* _GIVEN REQUEST_
Extract every line of the listing below verbatim, leaving out the pictures.

* _EXERCISE MATERIAL_
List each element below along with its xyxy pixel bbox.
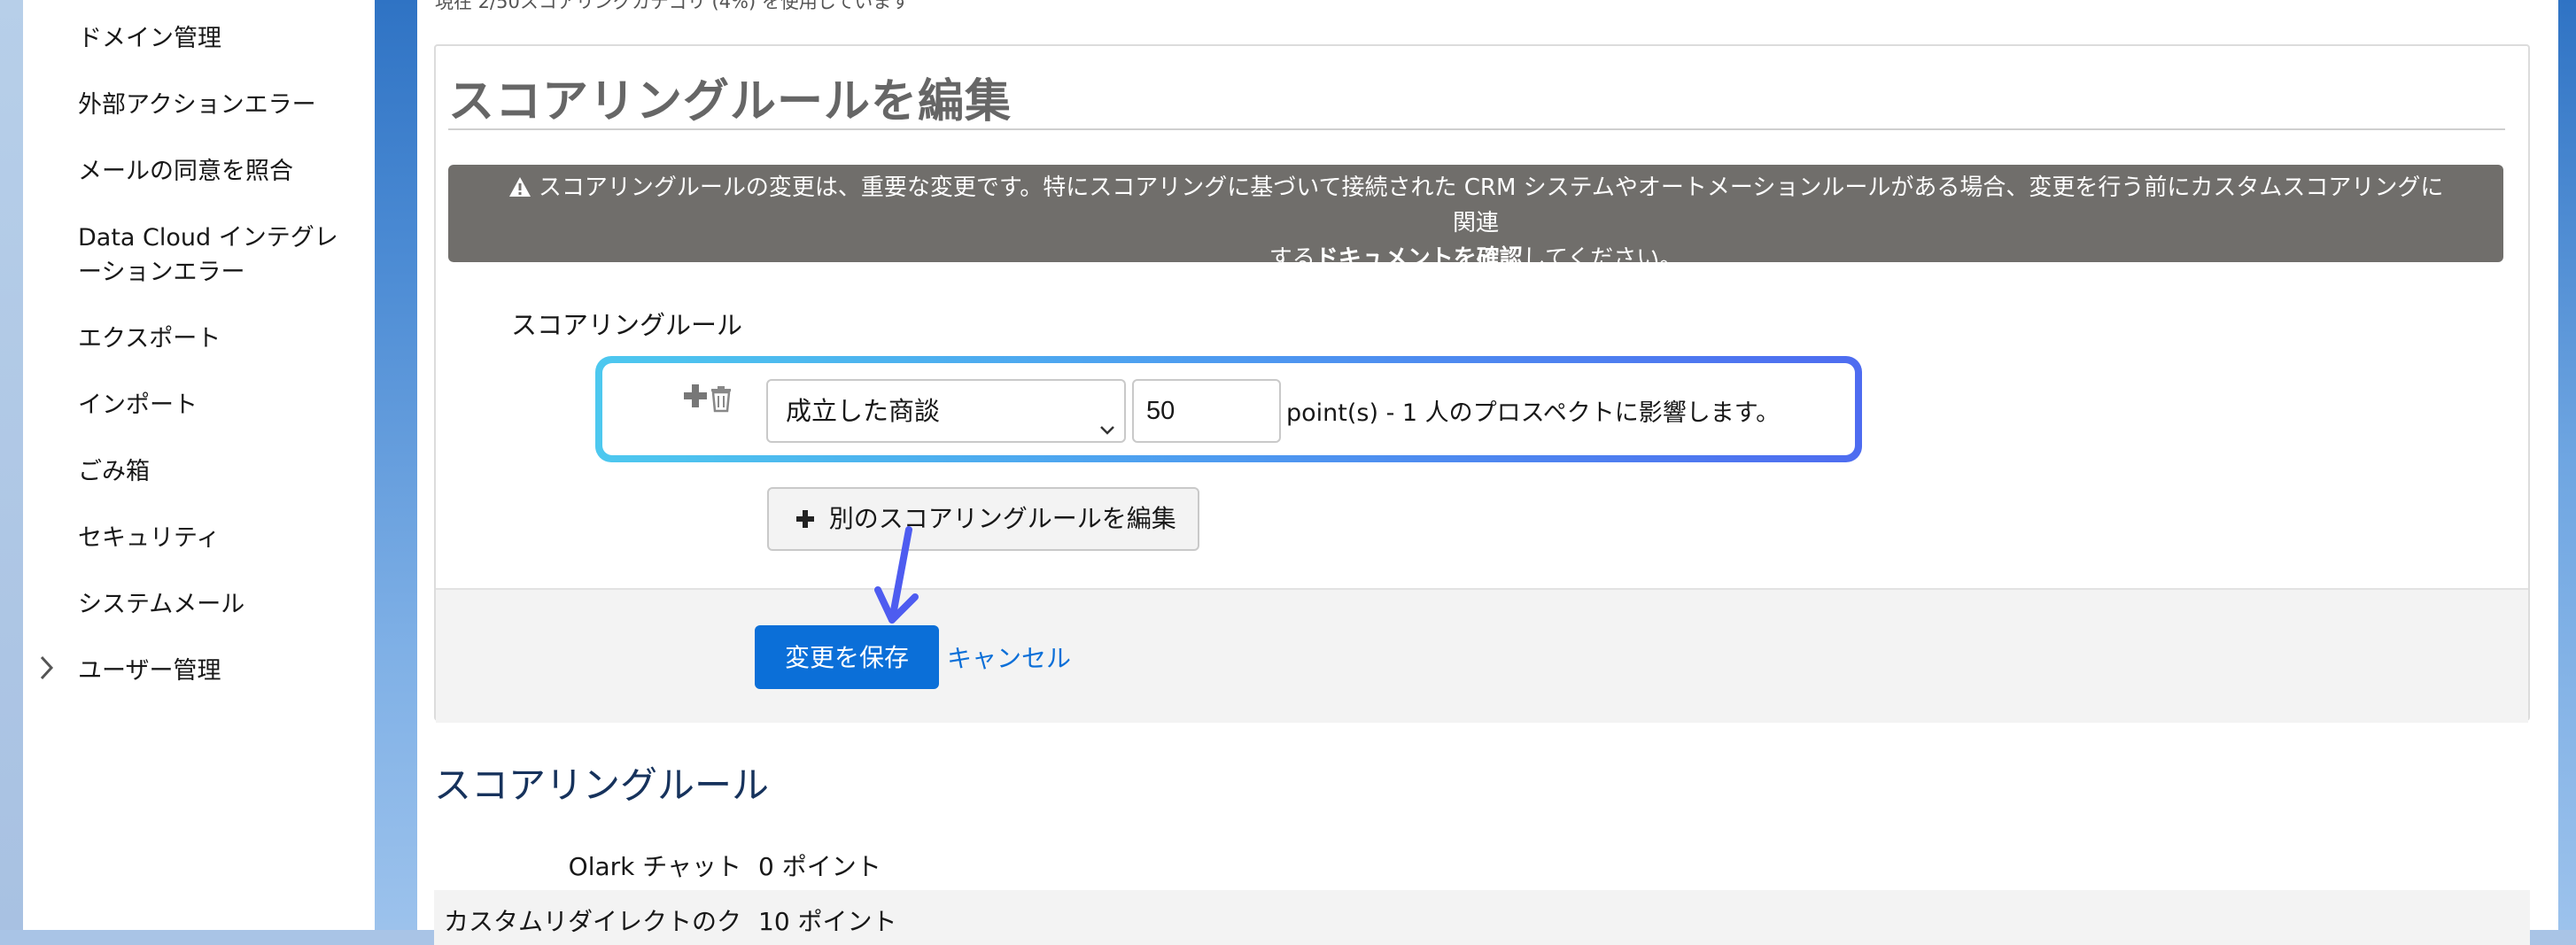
scoring-rules-section-title: スコアリングルール: [434, 763, 770, 807]
usage-info-text: 現在 2/50スコアリングカテゴリ (4%) を使用しています: [435, 0, 911, 12]
rule-name: カスタムリダイレクトのク: [443, 907, 741, 936]
main-content: 現在 2/50スコアリングカテゴリ (4%) を使用しています スコアリングルー…: [417, 0, 2558, 945]
title-divider: [448, 128, 2505, 130]
sidebar-item-export[interactable]: エクスポート: [78, 321, 361, 356]
rule-type-selected-value: 成立した商談: [786, 396, 941, 426]
form-footer: 変更を保存 キャンセル: [436, 588, 2528, 723]
chevron-down-icon: [1098, 400, 1117, 435]
sidebar-item-label: ーションエラー: [78, 259, 245, 286]
cancel-link[interactable]: キャンセル: [947, 639, 1071, 675]
rule-type-select[interactable]: 成立した商談: [766, 379, 1126, 443]
sidebar-item-external-action-errors[interactable]: 外部アクションエラー: [78, 88, 361, 122]
points-description: point(s) - 1 人のプロスペクトに影響します。: [1286, 399, 1781, 427]
warning-icon: [508, 174, 539, 201]
sidebar-item-recycle-bin[interactable]: ごみ箱: [78, 454, 361, 489]
add-scoring-rule-label: 別のスコアリングルールを編集: [828, 504, 1176, 533]
page-background-left: [0, 0, 23, 930]
scoring-rule-row: 成立した商談 point(s) - 1 人のプロスペクトに影響します。: [602, 363, 1855, 455]
warning-text: スコアリングルールの変更は、重要な変更です。特にスコアリングに基づいて接続された…: [538, 174, 2444, 236]
documentation-link[interactable]: ドキュメントを確認: [1315, 245, 1523, 272]
edit-scoring-rules-panel: スコアリングルールを編集 スコアリングルールの変更は、重要な変更です。特にスコア…: [434, 44, 2530, 723]
page-background-gap: [375, 0, 417, 930]
page-title: スコアリングルールを編集: [448, 75, 1013, 128]
add-icon[interactable]: [682, 383, 709, 409]
rule-points: 10 ポイント: [758, 907, 897, 936]
rule-name: Olark チャット: [568, 852, 741, 881]
sidebar-item-user-management[interactable]: ユーザー管理: [78, 654, 361, 688]
warning-banner: スコアリングルールの変更は、重要な変更です。特にスコアリングに基づいて接続された…: [448, 165, 2503, 272]
rule-points: 0 ポイント: [758, 852, 881, 881]
points-input[interactable]: [1132, 379, 1281, 443]
rule-row-highlight: 成立した商談 point(s) - 1 人のプロスペクトに影響します。: [595, 356, 1862, 462]
sidebar-item-system-email[interactable]: システムメール: [78, 587, 361, 622]
save-changes-button[interactable]: 変更を保存: [755, 625, 939, 689]
trash-icon[interactable]: [709, 384, 733, 413]
warning-text-end: してください。: [1522, 245, 1683, 272]
sidebar-item-label: Data Cloud インテグレ: [78, 224, 338, 252]
sidebar-item-import[interactable]: インポート: [78, 388, 361, 422]
sidebar: ドメイン管理 外部アクションエラー メールの同意を照合 Data Cloud イ…: [23, 0, 375, 930]
sidebar-item-domain-management[interactable]: ドメイン管理: [78, 21, 361, 56]
chevron-right-icon[interactable]: [39, 654, 55, 689]
page-background-right: [2558, 0, 2576, 930]
scoring-rule-label: スコアリングルール: [511, 310, 743, 340]
table-row: カスタムリダイレクトのク 10 ポイント: [434, 890, 2530, 945]
warning-text-cont: する: [1269, 245, 1315, 272]
table-row: Olark チャット 0 ポイント: [434, 835, 2530, 890]
plus-icon: [795, 504, 824, 533]
sidebar-item-email-consent[interactable]: メールの同意を照合: [78, 154, 361, 189]
sidebar-item-security[interactable]: セキュリティ: [78, 521, 361, 555]
sidebar-item-data-cloud-errors[interactable]: Data Cloud インテグレ ーションエラー: [78, 221, 361, 290]
add-scoring-rule-button[interactable]: 別のスコアリングルールを編集: [767, 487, 1199, 551]
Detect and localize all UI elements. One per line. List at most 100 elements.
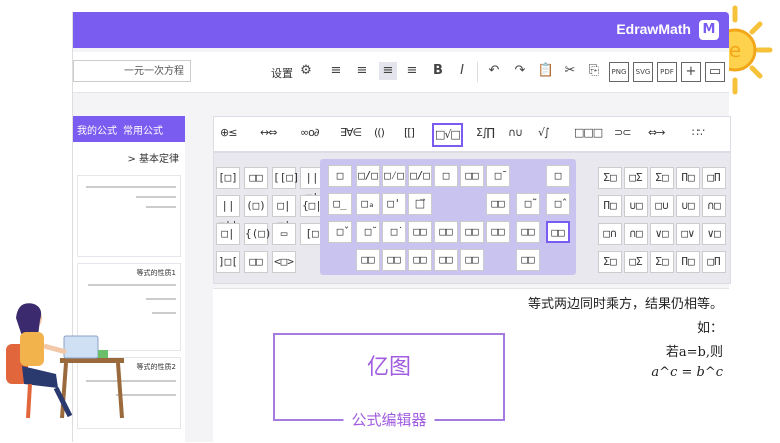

* _EXERCISE SOLUTION_
List each element below along with its xyxy pixel bbox.
scoring-rules-section-title: スコアリングルール: [434, 763, 770, 807]
usage-info-text: 現在 2/50スコアリングカテゴリ (4%) を使用しています: [435, 0, 911, 12]
rule-name: カスタムリダイレクトのク: [443, 907, 741, 936]
main-content: 現在 2/50スコアリングカテゴリ (4%) を使用しています スコアリングルー…: [417, 0, 2558, 945]
title-divider: [448, 128, 2505, 130]
sidebar-item-export[interactable]: エクスポート: [78, 321, 361, 356]
rule-type-selected-value: 成立した商談: [786, 396, 941, 426]
form-footer: 変更を保存 キャンセル: [436, 588, 2528, 723]
chevron-down-icon: [1098, 400, 1117, 435]
sidebar-item-label: ーションエラー: [78, 259, 245, 286]
cancel-link[interactable]: キャンセル: [947, 639, 1071, 675]
rule-type-select[interactable]: 成立した商談: [766, 379, 1126, 443]
sidebar-item-external-action-errors[interactable]: 外部アクションエラー: [78, 88, 361, 122]
points-description: point(s) - 1 人のプロスペクトに影響します。: [1286, 399, 1781, 427]
warning-icon: [508, 174, 539, 201]
sidebar-item-recycle-bin[interactable]: ごみ箱: [78, 454, 361, 489]
add-scoring-rule-label: 別のスコアリングルールを編集: [828, 504, 1176, 533]
page-background-left: [0, 0, 23, 930]
scoring-rule-row: 成立した商談 point(s) - 1 人のプロスペクトに影響します。: [602, 363, 1855, 455]
warning-text: スコアリングルールの変更は、重要な変更です。特にスコアリングに基づいて接続された…: [538, 174, 2444, 236]
documentation-link[interactable]: ドキュメントを確認: [1315, 245, 1523, 272]
edit-scoring-rules-panel: スコアリングルールを編集 スコアリングルールの変更は、重要な変更です。特にスコア…: [434, 44, 2530, 723]
page-background-gap: [375, 0, 417, 930]
page-title: スコアリングルールを編集: [448, 75, 1013, 128]
add-icon[interactable]: [682, 383, 709, 409]
rule-points: 10 ポイント: [758, 907, 897, 936]
rule-name: Olark チャット: [568, 852, 741, 881]
sidebar-item-user-management[interactable]: ユーザー管理: [78, 654, 361, 688]
warning-banner: スコアリングルールの変更は、重要な変更です。特にスコアリングに基づいて接続された…: [448, 165, 2503, 272]
rule-points: 0 ポイント: [758, 852, 881, 881]
points-input[interactable]: [1132, 379, 1281, 443]
rule-row-highlight: 成立した商談 point(s) - 1 人のプロスペクトに影響します。: [595, 356, 1862, 462]
sidebar-item-system-email[interactable]: システムメール: [78, 587, 361, 622]
save-changes-button[interactable]: 変更を保存: [755, 625, 939, 689]
trash-icon[interactable]: [709, 384, 733, 413]
warning-text-end: してください。: [1522, 245, 1683, 272]
sidebar-item-label: Data Cloud インテグレ: [78, 224, 338, 252]
sidebar-item-import[interactable]: インポート: [78, 388, 361, 422]
sidebar: ドメイン管理 外部アクションエラー メールの同意を照合 Data Cloud イ…: [23, 0, 375, 930]
sidebar-item-domain-management[interactable]: ドメイン管理: [78, 21, 361, 56]
chevron-right-icon[interactable]: [39, 654, 55, 689]
page-background-right: [2558, 0, 2576, 930]
scoring-rule-label: スコアリングルール: [511, 310, 743, 340]
table-row: カスタムリダイレクトのク 10 ポイント: [434, 890, 2530, 945]
warning-text-cont: する: [1269, 245, 1315, 272]
table-row: Olark チャット 0 ポイント: [434, 835, 2530, 890]
plus-icon: [795, 504, 824, 533]
sidebar-item-email-consent[interactable]: メールの同意を照合: [78, 154, 361, 189]
sidebar-item-security[interactable]: セキュリティ: [78, 521, 361, 555]
sidebar-item-data-cloud-errors[interactable]: Data Cloud インテグレ ーションエラー: [78, 221, 361, 290]
add-scoring-rule-button[interactable]: 別のスコアリングルールを編集: [767, 487, 1199, 551]
Detect and localize all UI elements. One per line. List at most 100 elements.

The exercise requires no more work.